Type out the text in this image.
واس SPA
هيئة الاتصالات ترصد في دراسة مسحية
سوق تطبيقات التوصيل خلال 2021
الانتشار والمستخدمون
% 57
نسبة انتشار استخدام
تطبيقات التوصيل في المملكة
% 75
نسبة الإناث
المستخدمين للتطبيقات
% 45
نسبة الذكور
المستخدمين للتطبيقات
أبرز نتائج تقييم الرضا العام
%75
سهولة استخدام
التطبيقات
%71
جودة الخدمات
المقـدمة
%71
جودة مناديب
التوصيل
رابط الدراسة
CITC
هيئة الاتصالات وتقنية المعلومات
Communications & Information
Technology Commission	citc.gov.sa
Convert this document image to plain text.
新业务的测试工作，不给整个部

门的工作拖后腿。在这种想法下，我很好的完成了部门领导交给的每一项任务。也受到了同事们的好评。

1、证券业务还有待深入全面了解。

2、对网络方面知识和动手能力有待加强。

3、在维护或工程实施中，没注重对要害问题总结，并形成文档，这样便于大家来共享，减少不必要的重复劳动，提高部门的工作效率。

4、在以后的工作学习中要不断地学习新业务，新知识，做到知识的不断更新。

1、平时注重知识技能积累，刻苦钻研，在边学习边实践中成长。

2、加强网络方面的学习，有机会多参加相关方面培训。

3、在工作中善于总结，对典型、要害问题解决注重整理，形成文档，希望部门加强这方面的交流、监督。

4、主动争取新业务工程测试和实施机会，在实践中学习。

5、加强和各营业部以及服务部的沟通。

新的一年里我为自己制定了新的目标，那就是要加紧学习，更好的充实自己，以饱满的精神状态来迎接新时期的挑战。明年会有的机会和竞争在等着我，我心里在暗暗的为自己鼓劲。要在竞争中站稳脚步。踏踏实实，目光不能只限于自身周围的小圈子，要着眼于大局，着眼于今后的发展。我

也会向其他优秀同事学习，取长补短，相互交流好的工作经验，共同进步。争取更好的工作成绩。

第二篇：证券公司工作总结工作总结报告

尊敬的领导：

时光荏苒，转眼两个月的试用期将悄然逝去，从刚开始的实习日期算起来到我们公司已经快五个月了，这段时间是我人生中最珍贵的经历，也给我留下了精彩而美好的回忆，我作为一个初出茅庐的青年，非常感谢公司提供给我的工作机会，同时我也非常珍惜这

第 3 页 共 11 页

#### WRITTEN EXERCISE:
Show every line of the records above that contains the word "this".

#### THE ANSWER:
Type out the text in this image.
Convert this document image to plain text.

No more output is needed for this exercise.